WHAT THE TASK ASKS:
Locate all lines with the word "xlabel" and copy them out.

----

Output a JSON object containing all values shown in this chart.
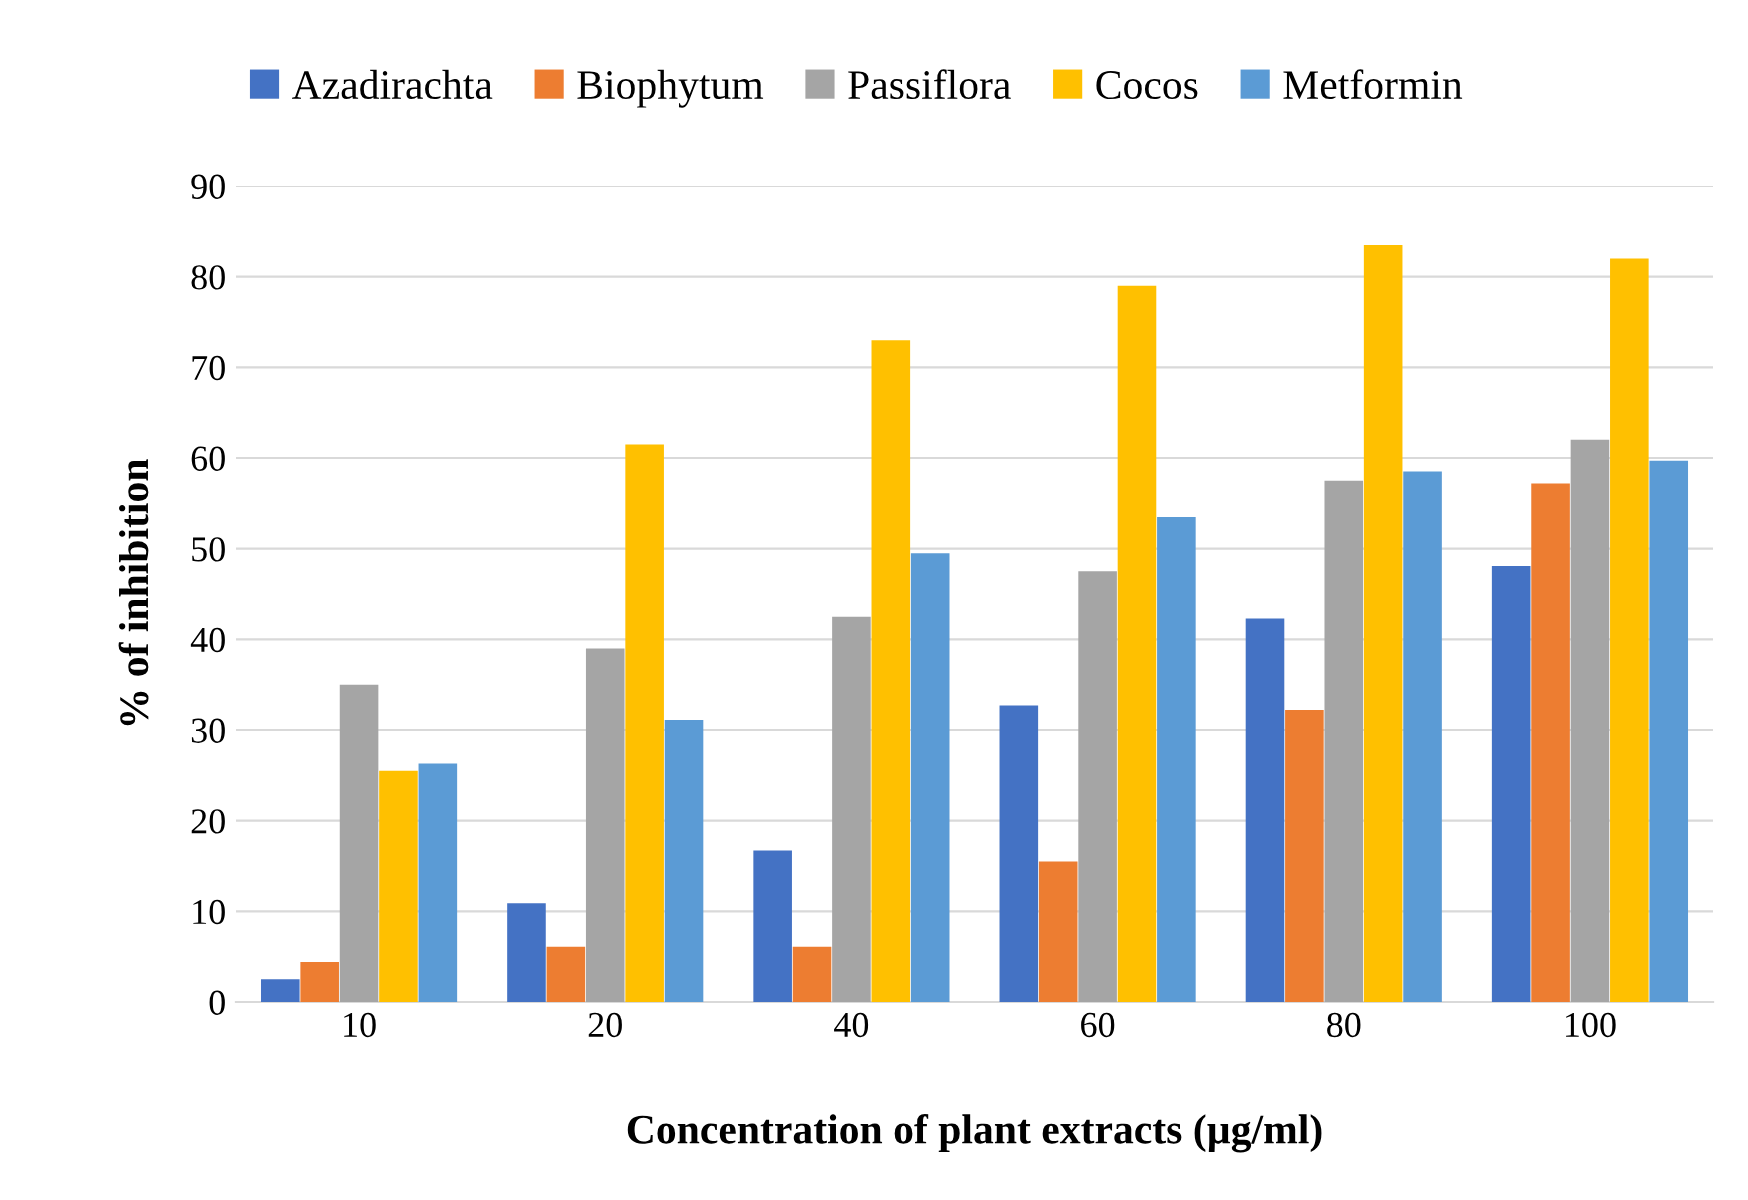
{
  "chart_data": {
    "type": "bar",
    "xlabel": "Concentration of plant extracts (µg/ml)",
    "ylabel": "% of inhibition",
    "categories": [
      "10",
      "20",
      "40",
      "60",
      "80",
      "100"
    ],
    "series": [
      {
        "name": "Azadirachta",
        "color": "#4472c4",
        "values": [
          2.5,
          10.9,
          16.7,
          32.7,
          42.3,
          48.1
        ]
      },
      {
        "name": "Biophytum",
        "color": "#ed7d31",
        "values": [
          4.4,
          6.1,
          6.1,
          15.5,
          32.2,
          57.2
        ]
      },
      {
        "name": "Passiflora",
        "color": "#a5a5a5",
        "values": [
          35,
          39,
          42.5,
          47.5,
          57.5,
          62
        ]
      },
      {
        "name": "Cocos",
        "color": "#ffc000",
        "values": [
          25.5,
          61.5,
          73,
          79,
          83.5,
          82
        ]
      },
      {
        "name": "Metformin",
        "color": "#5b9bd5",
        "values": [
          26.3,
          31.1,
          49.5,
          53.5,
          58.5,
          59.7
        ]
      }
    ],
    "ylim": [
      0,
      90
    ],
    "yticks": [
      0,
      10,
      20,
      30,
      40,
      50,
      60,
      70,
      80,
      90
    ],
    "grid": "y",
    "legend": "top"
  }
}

----

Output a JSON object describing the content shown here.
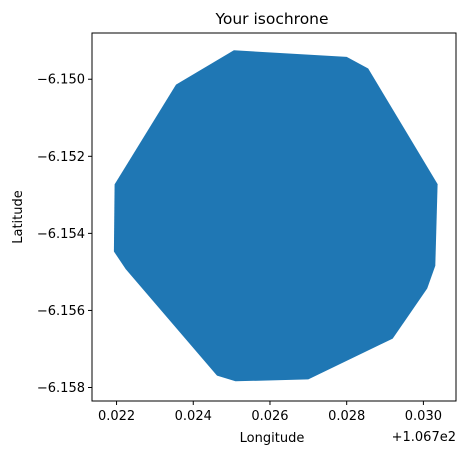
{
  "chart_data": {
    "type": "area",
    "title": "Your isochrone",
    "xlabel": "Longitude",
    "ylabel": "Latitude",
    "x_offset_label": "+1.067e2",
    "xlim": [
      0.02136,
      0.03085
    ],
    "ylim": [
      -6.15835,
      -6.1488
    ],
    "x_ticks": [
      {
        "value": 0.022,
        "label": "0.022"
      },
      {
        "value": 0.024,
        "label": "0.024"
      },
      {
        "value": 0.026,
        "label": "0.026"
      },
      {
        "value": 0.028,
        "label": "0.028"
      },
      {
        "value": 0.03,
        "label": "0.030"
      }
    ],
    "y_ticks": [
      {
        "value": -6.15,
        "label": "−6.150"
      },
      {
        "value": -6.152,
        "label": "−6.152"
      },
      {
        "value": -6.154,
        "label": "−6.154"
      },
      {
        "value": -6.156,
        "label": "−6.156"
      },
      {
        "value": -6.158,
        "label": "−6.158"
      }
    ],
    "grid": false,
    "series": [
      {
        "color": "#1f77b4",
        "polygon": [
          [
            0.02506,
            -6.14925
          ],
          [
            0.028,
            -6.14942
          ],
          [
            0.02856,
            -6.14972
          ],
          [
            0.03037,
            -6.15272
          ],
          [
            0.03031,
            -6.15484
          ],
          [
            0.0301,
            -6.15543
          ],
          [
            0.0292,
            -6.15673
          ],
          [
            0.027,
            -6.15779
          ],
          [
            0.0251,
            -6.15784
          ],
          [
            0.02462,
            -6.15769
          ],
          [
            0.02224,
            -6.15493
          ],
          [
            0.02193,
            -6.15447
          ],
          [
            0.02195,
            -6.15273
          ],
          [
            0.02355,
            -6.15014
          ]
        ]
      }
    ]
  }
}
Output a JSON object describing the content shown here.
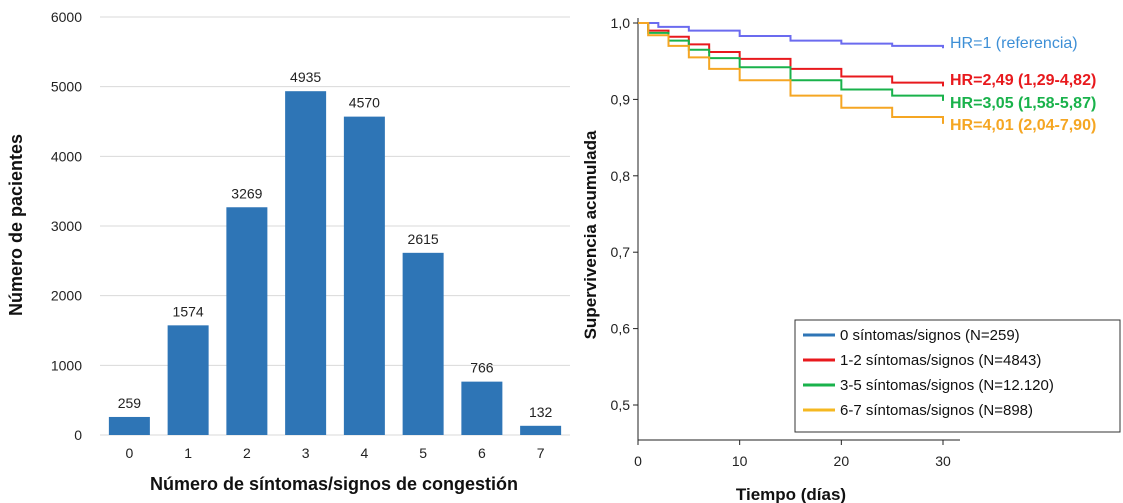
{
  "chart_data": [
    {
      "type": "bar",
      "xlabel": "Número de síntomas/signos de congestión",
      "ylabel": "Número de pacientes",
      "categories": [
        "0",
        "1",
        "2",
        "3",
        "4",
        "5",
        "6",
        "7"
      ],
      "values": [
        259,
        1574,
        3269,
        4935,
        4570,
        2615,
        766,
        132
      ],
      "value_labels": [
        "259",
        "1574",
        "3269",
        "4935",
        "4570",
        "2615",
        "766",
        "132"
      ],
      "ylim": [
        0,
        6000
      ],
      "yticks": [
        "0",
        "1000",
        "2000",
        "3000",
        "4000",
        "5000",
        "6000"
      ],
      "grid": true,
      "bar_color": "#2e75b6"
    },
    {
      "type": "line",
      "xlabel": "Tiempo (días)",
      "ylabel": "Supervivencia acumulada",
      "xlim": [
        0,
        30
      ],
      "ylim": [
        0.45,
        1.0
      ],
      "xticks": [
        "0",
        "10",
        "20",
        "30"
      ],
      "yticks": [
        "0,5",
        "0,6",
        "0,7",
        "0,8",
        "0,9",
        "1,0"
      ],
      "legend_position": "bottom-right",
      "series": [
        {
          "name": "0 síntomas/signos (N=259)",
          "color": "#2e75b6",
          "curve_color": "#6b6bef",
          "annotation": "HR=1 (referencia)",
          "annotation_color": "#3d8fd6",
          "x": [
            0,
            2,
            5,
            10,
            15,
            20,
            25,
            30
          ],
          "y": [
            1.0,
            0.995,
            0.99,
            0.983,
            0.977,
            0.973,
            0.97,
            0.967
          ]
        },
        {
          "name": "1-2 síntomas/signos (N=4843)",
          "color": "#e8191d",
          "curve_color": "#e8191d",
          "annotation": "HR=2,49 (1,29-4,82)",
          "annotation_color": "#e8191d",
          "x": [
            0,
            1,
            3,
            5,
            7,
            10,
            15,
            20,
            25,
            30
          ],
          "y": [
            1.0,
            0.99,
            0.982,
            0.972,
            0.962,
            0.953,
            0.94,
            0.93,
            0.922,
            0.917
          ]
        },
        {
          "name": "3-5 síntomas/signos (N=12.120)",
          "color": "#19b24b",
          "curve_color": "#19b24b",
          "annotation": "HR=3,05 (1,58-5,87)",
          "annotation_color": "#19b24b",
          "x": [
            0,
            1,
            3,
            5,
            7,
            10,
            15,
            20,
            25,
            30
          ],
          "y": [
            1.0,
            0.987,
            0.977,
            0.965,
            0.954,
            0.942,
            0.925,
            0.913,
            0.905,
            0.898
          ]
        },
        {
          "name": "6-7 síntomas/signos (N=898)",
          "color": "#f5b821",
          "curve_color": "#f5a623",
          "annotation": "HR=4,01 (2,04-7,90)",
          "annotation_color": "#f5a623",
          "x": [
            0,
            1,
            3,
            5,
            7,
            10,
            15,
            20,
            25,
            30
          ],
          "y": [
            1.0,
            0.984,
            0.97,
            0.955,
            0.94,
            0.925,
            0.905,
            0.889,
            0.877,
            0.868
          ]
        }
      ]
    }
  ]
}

----

FINAL ANSWER:
    "xlabel": "Concentration of plant extracts (µg/ml)",
    "xlabel": "Longitude",
      "xlabel": "Número de síntomas/signos de congestión",
      "xlabel": "Tiempo (días)",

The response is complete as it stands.